── Working data

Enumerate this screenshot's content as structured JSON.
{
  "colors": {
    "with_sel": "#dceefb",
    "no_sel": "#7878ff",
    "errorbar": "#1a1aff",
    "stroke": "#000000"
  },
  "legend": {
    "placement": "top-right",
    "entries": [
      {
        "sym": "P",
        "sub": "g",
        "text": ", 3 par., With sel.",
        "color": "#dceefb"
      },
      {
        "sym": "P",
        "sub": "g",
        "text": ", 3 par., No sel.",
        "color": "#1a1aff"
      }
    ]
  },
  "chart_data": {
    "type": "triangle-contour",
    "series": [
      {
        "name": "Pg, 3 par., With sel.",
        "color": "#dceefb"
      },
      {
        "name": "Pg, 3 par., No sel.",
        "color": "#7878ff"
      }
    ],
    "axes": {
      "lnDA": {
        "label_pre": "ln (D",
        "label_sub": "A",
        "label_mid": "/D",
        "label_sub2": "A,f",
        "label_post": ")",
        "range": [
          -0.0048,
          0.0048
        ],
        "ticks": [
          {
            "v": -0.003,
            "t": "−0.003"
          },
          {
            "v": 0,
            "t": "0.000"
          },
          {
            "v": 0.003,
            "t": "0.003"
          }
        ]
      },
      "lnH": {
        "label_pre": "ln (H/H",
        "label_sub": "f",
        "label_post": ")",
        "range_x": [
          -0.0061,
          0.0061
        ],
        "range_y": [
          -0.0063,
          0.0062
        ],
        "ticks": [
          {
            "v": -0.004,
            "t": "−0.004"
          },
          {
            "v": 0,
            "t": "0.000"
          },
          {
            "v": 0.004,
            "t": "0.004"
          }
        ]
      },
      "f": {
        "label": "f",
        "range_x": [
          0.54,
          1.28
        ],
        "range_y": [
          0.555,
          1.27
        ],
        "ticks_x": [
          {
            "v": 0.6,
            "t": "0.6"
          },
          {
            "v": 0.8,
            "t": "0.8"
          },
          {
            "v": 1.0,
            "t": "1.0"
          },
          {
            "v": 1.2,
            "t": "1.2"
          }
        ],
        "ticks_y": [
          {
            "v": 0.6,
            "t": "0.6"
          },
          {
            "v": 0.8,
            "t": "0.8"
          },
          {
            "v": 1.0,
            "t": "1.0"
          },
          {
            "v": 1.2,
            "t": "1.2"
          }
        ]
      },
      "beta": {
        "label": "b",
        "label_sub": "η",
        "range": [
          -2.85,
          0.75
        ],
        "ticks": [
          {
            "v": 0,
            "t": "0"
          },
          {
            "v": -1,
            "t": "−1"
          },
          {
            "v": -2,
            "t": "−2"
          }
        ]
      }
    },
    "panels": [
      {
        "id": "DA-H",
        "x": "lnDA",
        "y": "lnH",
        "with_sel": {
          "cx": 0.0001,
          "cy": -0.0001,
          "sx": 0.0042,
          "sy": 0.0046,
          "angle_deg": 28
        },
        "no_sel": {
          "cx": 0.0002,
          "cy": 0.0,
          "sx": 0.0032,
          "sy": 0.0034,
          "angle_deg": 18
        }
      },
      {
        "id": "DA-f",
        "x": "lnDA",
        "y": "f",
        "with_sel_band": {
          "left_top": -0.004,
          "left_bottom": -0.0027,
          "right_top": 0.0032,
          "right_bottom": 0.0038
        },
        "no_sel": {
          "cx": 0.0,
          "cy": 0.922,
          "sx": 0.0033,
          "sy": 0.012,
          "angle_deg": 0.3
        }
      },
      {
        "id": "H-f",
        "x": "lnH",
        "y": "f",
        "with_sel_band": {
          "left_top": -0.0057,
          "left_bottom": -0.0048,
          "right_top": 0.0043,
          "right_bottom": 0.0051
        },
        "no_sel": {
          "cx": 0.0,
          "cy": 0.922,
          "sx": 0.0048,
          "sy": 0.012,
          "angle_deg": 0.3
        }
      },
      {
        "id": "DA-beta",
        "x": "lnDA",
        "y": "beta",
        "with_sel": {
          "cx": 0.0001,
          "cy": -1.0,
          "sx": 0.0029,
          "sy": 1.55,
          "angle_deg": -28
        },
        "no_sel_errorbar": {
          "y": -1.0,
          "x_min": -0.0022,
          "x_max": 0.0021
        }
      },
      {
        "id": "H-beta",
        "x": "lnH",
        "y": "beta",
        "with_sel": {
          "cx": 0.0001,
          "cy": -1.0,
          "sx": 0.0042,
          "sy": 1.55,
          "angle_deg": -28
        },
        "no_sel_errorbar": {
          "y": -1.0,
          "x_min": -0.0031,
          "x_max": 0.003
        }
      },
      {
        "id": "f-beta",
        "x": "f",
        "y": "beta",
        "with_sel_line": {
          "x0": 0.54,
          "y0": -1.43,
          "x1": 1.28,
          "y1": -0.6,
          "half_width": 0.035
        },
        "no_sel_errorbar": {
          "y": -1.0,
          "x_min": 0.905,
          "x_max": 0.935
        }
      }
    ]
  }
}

────
── Working data

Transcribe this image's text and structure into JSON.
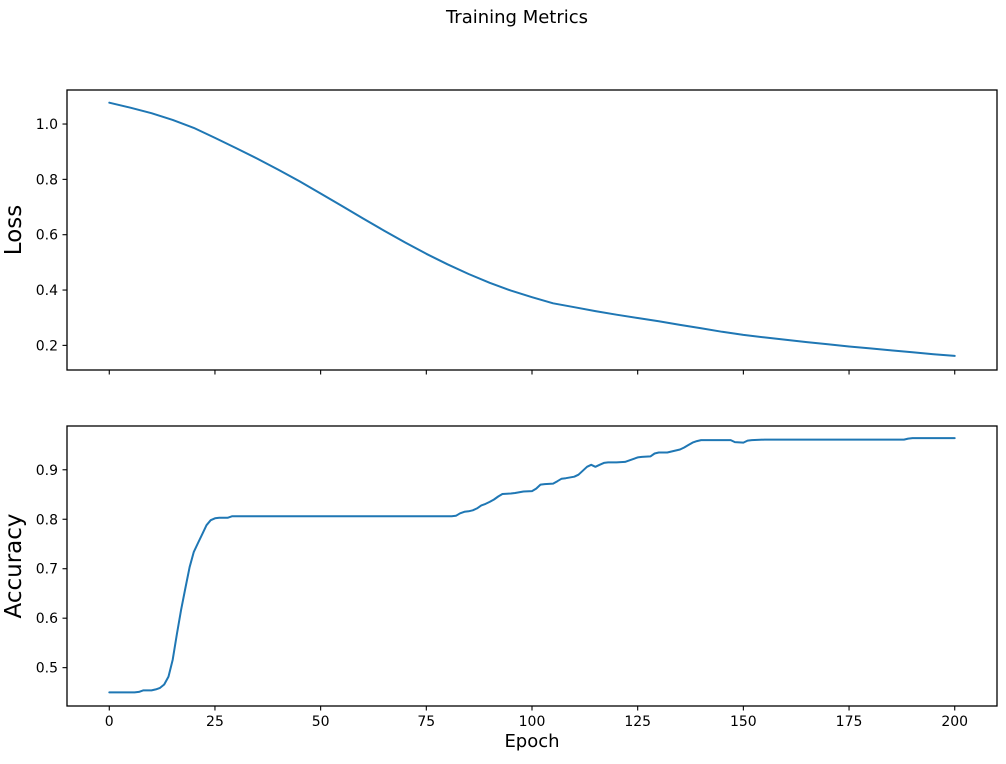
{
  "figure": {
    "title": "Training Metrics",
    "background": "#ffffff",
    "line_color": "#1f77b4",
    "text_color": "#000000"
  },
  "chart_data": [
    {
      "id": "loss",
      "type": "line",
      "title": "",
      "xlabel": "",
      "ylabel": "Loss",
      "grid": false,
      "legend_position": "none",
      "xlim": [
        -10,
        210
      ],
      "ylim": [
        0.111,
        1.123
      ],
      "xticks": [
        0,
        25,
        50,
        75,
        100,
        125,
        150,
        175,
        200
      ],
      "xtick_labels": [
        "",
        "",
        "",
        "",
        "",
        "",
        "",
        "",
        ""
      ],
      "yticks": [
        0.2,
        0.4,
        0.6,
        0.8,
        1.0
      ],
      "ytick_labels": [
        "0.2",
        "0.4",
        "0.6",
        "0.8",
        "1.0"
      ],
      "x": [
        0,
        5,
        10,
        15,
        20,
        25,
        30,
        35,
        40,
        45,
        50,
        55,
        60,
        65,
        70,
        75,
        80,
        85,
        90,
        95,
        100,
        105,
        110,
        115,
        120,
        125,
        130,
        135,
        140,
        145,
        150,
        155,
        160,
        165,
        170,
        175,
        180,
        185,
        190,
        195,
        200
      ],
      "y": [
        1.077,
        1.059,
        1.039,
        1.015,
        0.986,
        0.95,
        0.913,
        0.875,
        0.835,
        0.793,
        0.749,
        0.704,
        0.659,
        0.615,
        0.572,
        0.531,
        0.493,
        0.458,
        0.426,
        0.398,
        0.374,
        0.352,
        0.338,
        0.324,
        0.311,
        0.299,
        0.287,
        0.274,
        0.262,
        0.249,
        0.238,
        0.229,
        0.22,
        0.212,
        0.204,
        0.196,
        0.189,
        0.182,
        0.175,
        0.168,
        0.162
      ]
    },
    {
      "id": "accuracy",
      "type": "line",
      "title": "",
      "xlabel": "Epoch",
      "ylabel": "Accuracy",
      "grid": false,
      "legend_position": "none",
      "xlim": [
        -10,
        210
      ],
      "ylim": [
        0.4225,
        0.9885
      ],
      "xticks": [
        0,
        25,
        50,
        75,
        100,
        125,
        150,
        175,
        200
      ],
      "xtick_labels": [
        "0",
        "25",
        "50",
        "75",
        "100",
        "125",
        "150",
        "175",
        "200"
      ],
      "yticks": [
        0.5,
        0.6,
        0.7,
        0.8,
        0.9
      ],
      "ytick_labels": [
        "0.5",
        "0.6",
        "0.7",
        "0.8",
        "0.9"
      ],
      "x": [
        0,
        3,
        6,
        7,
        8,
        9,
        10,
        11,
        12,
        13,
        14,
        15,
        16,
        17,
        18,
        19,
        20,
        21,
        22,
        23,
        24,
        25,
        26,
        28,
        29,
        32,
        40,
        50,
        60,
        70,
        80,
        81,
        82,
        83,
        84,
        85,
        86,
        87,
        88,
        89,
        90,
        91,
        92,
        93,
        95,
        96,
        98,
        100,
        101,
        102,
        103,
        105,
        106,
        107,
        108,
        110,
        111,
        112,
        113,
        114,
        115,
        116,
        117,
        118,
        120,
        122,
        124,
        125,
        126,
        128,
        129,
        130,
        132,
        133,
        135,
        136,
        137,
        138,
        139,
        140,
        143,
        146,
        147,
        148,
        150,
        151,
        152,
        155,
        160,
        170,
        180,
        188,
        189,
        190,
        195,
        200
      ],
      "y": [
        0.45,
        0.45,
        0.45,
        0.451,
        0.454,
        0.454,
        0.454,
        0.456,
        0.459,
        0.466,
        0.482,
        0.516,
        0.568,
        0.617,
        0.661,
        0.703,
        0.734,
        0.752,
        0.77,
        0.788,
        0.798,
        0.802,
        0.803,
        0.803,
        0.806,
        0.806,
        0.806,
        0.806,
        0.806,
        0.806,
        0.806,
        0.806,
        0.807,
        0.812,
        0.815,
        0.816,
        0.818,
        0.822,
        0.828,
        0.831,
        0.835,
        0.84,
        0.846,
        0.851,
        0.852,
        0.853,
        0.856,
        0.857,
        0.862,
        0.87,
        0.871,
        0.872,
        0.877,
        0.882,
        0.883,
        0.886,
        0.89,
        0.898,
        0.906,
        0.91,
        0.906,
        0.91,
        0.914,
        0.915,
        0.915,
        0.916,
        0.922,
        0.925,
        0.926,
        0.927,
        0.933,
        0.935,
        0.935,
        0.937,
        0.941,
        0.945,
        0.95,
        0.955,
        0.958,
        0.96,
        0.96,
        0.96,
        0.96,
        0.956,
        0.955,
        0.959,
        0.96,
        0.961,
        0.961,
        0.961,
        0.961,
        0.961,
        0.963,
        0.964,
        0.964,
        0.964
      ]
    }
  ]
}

────

- Exercise aim
For each line of the entries that includes "name", show that line.

- Answer below
        "name": "Pg, 3 par., With sel.",
        "name": "Pg, 3 par., No sel.",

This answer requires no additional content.